Written problem → Reproduce all entries word for word.

-=-=-

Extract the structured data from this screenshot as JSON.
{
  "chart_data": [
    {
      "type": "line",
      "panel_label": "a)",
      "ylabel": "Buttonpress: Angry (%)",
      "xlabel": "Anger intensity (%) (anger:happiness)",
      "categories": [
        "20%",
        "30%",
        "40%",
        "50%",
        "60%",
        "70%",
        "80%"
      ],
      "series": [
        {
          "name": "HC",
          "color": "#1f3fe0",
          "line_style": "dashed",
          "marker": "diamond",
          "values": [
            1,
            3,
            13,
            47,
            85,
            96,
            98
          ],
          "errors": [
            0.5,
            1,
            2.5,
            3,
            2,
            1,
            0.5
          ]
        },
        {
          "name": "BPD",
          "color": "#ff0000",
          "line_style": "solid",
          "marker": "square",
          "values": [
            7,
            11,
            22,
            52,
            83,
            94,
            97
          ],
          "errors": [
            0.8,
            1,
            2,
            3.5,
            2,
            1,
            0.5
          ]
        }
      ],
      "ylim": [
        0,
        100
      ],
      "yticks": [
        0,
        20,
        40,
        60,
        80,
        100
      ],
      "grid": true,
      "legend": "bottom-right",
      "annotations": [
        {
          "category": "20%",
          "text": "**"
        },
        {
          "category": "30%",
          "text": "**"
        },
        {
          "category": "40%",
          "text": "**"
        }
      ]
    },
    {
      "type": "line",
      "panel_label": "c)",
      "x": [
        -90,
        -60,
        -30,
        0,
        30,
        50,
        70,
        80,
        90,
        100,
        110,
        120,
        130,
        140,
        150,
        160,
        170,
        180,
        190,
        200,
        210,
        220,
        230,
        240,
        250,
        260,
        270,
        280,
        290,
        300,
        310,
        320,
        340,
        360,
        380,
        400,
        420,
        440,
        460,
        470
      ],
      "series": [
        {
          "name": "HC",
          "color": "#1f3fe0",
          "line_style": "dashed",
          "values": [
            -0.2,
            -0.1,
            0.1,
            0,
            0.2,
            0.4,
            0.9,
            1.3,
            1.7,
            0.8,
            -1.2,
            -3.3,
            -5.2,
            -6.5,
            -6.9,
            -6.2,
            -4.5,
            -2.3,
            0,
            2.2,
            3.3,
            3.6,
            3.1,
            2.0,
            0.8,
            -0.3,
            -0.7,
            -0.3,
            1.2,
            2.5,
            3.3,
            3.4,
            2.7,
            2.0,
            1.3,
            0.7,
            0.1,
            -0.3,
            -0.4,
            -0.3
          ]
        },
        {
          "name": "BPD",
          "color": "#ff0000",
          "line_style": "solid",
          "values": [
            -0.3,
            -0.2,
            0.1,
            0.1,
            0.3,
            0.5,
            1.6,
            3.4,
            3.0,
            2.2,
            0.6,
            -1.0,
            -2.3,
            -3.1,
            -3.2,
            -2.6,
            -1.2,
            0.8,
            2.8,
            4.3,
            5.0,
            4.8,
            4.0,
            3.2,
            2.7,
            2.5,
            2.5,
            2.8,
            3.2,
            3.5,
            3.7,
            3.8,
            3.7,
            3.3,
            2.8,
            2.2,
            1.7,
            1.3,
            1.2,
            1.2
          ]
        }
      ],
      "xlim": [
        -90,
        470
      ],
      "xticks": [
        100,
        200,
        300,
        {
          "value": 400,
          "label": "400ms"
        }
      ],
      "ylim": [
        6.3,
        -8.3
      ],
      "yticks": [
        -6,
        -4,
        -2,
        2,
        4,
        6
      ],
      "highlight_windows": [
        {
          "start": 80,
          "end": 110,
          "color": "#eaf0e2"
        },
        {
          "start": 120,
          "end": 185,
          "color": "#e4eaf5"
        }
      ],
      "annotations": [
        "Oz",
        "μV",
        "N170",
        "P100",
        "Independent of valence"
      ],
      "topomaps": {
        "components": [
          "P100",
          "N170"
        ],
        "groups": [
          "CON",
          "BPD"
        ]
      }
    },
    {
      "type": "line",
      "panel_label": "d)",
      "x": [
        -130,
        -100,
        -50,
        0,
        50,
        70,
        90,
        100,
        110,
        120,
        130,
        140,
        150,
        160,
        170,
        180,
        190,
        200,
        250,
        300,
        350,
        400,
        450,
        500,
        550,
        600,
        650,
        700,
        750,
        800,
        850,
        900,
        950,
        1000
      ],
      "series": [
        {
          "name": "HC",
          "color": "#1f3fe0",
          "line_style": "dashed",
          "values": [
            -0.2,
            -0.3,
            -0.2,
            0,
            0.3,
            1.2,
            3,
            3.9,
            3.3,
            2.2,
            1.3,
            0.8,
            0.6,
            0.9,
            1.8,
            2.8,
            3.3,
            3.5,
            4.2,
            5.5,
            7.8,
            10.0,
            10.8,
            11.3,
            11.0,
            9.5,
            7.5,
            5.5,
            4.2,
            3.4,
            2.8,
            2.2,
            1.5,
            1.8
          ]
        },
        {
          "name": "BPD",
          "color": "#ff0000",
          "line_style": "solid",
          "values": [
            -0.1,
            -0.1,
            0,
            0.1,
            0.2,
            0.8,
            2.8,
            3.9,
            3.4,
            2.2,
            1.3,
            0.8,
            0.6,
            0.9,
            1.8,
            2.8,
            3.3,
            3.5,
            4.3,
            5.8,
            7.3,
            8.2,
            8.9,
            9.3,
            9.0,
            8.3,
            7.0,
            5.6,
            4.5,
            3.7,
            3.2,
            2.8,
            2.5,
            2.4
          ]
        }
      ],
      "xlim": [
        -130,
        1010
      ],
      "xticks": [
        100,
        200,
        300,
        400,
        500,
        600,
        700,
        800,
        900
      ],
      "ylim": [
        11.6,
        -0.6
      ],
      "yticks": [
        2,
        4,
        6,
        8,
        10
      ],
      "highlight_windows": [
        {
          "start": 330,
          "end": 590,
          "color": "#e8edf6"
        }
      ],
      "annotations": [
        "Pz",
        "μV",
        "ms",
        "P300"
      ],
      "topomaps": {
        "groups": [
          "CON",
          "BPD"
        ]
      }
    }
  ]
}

-=-=-

The solution →
Extract the structured data from this screenshot as JSON.
{
  "chart_data": [
    {
      "type": "line",
      "panel_label": "a)",
      "ylabel": "Buttonpress: Angry (%)",
      "xlabel": "Anger intensity (%) (anger:happiness)",
      "categories": [
        "20%",
        "30%",
        "40%",
        "50%",
        "60%",
        "70%",
        "80%"
      ],
      "series": [
        {
          "name": "HC",
          "color": "#1f3fe0",
          "line_style": "dashed",
          "marker": "diamond",
          "values": [
            1,
            3,
            13,
            47,
            85,
            96,
            98
          ],
          "errors": [
            0.5,
            1,
            2.5,
            3,
            2,
            1,
            0.5
          ]
        },
        {
          "name": "BPD",
          "color": "#ff0000",
          "line_style": "solid",
          "marker": "square",
          "values": [
            7,
            11,
            22,
            52,
            83,
            94,
            97
          ],
          "errors": [
            0.8,
            1,
            2,
            3.5,
            2,
            1,
            0.5
          ]
        }
      ],
      "ylim": [
        0,
        100
      ],
      "yticks": [
        0,
        20,
        40,
        60,
        80,
        100
      ],
      "grid": true,
      "legend": "bottom-right",
      "annotations": [
        {
          "category": "20%",
          "text": "**"
        },
        {
          "category": "30%",
          "text": "**"
        },
        {
          "category": "40%",
          "text": "**"
        }
      ]
    },
    {
      "type": "line",
      "panel_label": "c)",
      "x": [
        -90,
        -60,
        -30,
        0,
        30,
        50,
        70,
        80,
        90,
        100,
        110,
        120,
        130,
        140,
        150,
        160,
        170,
        180,
        190,
        200,
        210,
        220,
        230,
        240,
        250,
        260,
        270,
        280,
        290,
        300,
        310,
        320,
        340,
        360,
        380,
        400,
        420,
        440,
        460,
        470
      ],
      "series": [
        {
          "name": "HC",
          "color": "#1f3fe0",
          "line_style": "dashed",
          "values": [
            -0.2,
            -0.1,
            0.1,
            0,
            0.2,
            0.4,
            0.9,
            1.3,
            1.7,
            0.8,
            -1.2,
            -3.3,
            -5.2,
            -6.5,
            -6.9,
            -6.2,
            -4.5,
            -2.3,
            0,
            2.2,
            3.3,
            3.6,
            3.1,
            2.0,
            0.8,
            -0.3,
            -0.7,
            -0.3,
            1.2,
            2.5,
            3.3,
            3.4,
            2.7,
            2.0,
            1.3,
            0.7,
            0.1,
            -0.3,
            -0.4,
            -0.3
          ]
        },
        {
          "name": "BPD",
          "color": "#ff0000",
          "line_style": "solid",
          "values": [
            -0.3,
            -0.2,
            0.1,
            0.1,
            0.3,
            0.5,
            1.6,
            3.4,
            3.0,
            2.2,
            0.6,
            -1.0,
            -2.3,
            -3.1,
            -3.2,
            -2.6,
            -1.2,
            0.8,
            2.8,
            4.3,
            5.0,
            4.8,
            4.0,
            3.2,
            2.7,
            2.5,
            2.5,
            2.8,
            3.2,
            3.5,
            3.7,
            3.8,
            3.7,
            3.3,
            2.8,
            2.2,
            1.7,
            1.3,
            1.2,
            1.2
          ]
        }
      ],
      "xlim": [
        -90,
        470
      ],
      "xticks": [
        100,
        200,
        300,
        {
          "value": 400,
          "label": "400ms"
        }
      ],
      "ylim": [
        6.3,
        -8.3
      ],
      "yticks": [
        -6,
        -4,
        -2,
        2,
        4,
        6
      ],
      "highlight_windows": [
        {
          "start": 80,
          "end": 110,
          "color": "#eaf0e2"
        },
        {
          "start": 120,
          "end": 185,
          "color": "#e4eaf5"
        }
      ],
      "annotations": [
        "Oz",
        "μV",
        "N170",
        "P100",
        "Independent of valence"
      ],
      "topomaps": {
        "components": [
          "P100",
          "N170"
        ],
        "groups": [
          "CON",
          "BPD"
        ]
      }
    },
    {
      "type": "line",
      "panel_label": "d)",
      "x": [
        -130,
        -100,
        -50,
        0,
        50,
        70,
        90,
        100,
        110,
        120,
        130,
        140,
        150,
        160,
        170,
        180,
        190,
        200,
        250,
        300,
        350,
        400,
        450,
        500,
        550,
        600,
        650,
        700,
        750,
        800,
        850,
        900,
        950,
        1000
      ],
      "series": [
        {
          "name": "HC",
          "color": "#1f3fe0",
          "line_style": "dashed",
          "values": [
            -0.2,
            -0.3,
            -0.2,
            0,
            0.3,
            1.2,
            3,
            3.9,
            3.3,
            2.2,
            1.3,
            0.8,
            0.6,
            0.9,
            1.8,
            2.8,
            3.3,
            3.5,
            4.2,
            5.5,
            7.8,
            10.0,
            10.8,
            11.3,
            11.0,
            9.5,
            7.5,
            5.5,
            4.2,
            3.4,
            2.8,
            2.2,
            1.5,
            1.8
          ]
        },
        {
          "name": "BPD",
          "color": "#ff0000",
          "line_style": "solid",
          "values": [
            -0.1,
            -0.1,
            0,
            0.1,
            0.2,
            0.8,
            2.8,
            3.9,
            3.4,
            2.2,
            1.3,
            0.8,
            0.6,
            0.9,
            1.8,
            2.8,
            3.3,
            3.5,
            4.3,
            5.8,
            7.3,
            8.2,
            8.9,
            9.3,
            9.0,
            8.3,
            7.0,
            5.6,
            4.5,
            3.7,
            3.2,
            2.8,
            2.5,
            2.4
          ]
        }
      ],
      "xlim": [
        -130,
        1010
      ],
      "xticks": [
        100,
        200,
        300,
        400,
        500,
        600,
        700,
        800,
        900
      ],
      "ylim": [
        11.6,
        -0.6
      ],
      "yticks": [
        2,
        4,
        6,
        8,
        10
      ],
      "highlight_windows": [
        {
          "start": 330,
          "end": 590,
          "color": "#e8edf6"
        }
      ],
      "annotations": [
        "Pz",
        "μV",
        "ms",
        "P300"
      ],
      "topomaps": {
        "groups": [
          "CON",
          "BPD"
        ]
      }
    }
  ]
}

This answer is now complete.